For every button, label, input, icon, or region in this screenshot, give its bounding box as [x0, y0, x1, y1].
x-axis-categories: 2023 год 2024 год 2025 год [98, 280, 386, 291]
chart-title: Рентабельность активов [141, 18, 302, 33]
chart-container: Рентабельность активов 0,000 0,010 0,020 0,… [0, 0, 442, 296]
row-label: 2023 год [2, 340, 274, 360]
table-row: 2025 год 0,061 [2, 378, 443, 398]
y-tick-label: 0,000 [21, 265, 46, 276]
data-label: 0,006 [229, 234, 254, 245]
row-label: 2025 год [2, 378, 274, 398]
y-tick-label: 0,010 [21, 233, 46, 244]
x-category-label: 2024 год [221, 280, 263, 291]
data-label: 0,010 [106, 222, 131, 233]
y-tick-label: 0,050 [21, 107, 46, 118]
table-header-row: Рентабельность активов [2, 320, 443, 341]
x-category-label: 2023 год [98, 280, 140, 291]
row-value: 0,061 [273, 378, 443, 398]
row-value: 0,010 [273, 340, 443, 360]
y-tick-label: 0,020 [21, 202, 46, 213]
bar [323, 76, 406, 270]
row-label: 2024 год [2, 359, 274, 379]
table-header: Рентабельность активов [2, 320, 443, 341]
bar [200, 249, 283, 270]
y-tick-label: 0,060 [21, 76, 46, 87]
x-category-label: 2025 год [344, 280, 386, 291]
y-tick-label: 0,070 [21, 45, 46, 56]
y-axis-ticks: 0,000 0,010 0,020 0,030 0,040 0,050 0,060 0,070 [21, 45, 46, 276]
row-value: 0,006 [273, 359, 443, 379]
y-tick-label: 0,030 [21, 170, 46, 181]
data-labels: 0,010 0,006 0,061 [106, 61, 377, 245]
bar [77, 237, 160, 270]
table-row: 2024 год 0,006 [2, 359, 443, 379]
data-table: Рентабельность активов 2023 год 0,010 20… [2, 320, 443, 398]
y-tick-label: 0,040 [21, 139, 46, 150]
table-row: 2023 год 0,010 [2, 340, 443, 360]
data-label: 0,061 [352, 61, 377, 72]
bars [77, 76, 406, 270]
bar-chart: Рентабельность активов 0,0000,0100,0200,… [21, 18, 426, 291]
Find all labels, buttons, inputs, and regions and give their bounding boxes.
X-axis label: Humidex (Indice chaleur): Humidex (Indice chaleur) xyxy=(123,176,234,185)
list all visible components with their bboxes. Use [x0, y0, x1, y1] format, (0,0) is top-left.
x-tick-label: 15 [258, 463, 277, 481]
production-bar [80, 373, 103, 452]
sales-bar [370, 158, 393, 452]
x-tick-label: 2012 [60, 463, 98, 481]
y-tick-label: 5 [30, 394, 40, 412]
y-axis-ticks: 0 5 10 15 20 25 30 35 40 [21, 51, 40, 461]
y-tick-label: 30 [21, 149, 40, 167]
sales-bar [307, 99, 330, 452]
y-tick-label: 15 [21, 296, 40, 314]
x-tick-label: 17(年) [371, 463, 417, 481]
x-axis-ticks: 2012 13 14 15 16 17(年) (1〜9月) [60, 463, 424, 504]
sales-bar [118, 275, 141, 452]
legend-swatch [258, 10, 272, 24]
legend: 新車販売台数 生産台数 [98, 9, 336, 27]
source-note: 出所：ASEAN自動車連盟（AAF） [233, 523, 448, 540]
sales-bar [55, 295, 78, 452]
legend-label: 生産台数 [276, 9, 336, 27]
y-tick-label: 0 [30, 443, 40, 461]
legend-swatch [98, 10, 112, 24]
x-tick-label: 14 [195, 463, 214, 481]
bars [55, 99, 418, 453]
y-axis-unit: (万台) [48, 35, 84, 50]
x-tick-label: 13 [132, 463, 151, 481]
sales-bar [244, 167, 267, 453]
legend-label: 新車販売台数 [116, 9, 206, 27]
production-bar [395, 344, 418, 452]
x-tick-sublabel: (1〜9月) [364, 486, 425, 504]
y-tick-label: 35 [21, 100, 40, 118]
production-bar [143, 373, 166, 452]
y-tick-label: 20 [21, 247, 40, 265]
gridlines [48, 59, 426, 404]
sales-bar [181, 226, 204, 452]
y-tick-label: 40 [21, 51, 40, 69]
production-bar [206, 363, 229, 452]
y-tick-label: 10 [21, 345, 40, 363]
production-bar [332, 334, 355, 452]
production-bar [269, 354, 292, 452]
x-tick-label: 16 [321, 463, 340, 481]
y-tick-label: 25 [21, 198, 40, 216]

# # #

■ GIVEN TASK: Reproduce the entries above line for line, without any changes.

■ OUTPUT OF THE TASK:
For every button, label, input, icon, or region in this screenshot, give its bounding box as [x0, y0, x1, y1].
x-axis-categories: 2023 год 2024 год 2025 год [98, 280, 386, 291]
chart-title: Рентабельность активов [141, 18, 302, 33]
chart-container: Рентабельность активов 0,000 0,010 0,020 0,… [0, 0, 442, 296]
row-label: 2023 год [2, 340, 274, 360]
table-row: 2025 год 0,061 [2, 378, 443, 398]
y-tick-label: 0,000 [21, 265, 46, 276]
data-label: 0,006 [229, 234, 254, 245]
row-label: 2025 год [2, 378, 274, 398]
y-tick-label: 0,010 [21, 233, 46, 244]
x-category-label: 2024 год [221, 280, 263, 291]
data-label: 0,010 [106, 222, 131, 233]
y-tick-label: 0,050 [21, 107, 46, 118]
table-header-row: Рентабельность активов [2, 320, 443, 341]
x-category-label: 2023 год [98, 280, 140, 291]
row-value: 0,061 [273, 378, 443, 398]
row-value: 0,010 [273, 340, 443, 360]
y-tick-label: 0,020 [21, 202, 46, 213]
bar [323, 76, 406, 270]
row-label: 2024 год [2, 359, 274, 379]
table-header: Рентабельность активов [2, 320, 443, 341]
bar [200, 249, 283, 270]
y-tick-label: 0,060 [21, 76, 46, 87]
x-category-label: 2025 год [344, 280, 386, 291]
y-tick-label: 0,070 [21, 45, 46, 56]
y-axis-ticks: 0,000 0,010 0,020 0,030 0,040 0,050 0,060 0,070 [21, 45, 46, 276]
row-value: 0,006 [273, 359, 443, 379]
y-tick-label: 0,030 [21, 170, 46, 181]
data-labels: 0,010 0,006 0,061 [106, 61, 377, 245]
bar [77, 237, 160, 270]
table-row: 2024 год 0,006 [2, 359, 443, 379]
data-table: Рентабельность активов 2023 год 0,010 20… [2, 320, 443, 398]
y-tick-label: 0,040 [21, 139, 46, 150]
table-row: 2023 год 0,010 [2, 340, 443, 360]
data-label: 0,061 [352, 61, 377, 72]
bars [77, 76, 406, 270]
bar-chart: Рентабельность активов 0,0000,0100,0200,… [21, 18, 426, 291]
Find all labels, buttons, inputs, and regions and give their bounding boxes.
X-axis label: Humidex (Indice chaleur): Humidex (Indice chaleur) xyxy=(123,176,234,185)
list all visible components with their bboxes. Use [x0, y0, x1, y1] format, (0,0) is top-left.
x-tick-label: 15 [258, 463, 277, 481]
production-bar [80, 373, 103, 452]
sales-bar [370, 158, 393, 452]
x-tick-label: 2012 [60, 463, 98, 481]
y-tick-label: 5 [30, 394, 40, 412]
y-axis-ticks: 0 5 10 15 20 25 30 35 40 [21, 51, 40, 461]
y-tick-label: 30 [21, 149, 40, 167]
sales-bar [307, 99, 330, 452]
y-tick-label: 15 [21, 296, 40, 314]
x-tick-label: 17(年) [371, 463, 417, 481]
x-axis-ticks: 2012 13 14 15 16 17(年) (1〜9月) [60, 463, 424, 504]
sales-bar [118, 275, 141, 452]
legend-swatch [258, 10, 272, 24]
legend: 新車販売台数 生産台数 [98, 9, 336, 27]
source-note: 出所：ASEAN自動車連盟（AAF） [233, 523, 448, 540]
sales-bar [55, 295, 78, 452]
legend-label: 生産台数 [276, 9, 336, 27]
y-tick-label: 0 [30, 443, 40, 461]
legend-swatch [98, 10, 112, 24]
x-tick-label: 14 [195, 463, 214, 481]
bars [55, 99, 418, 453]
y-axis-unit: (万台) [48, 35, 84, 50]
x-tick-label: 13 [132, 463, 151, 481]
sales-bar [244, 167, 267, 453]
legend-label: 新車販売台数 [116, 9, 206, 27]
production-bar [395, 344, 418, 452]
x-tick-sublabel: (1〜9月) [364, 486, 425, 504]
y-tick-label: 35 [21, 100, 40, 118]
production-bar [143, 373, 166, 452]
y-tick-label: 20 [21, 247, 40, 265]
gridlines [48, 59, 426, 404]
sales-bar [181, 226, 204, 452]
y-tick-label: 40 [21, 51, 40, 69]
production-bar [206, 363, 229, 452]
y-tick-label: 10 [21, 345, 40, 363]
production-bar [332, 334, 355, 452]
production-bar [269, 354, 292, 452]
x-tick-label: 16 [321, 463, 340, 481]
y-tick-label: 25 [21, 198, 40, 216]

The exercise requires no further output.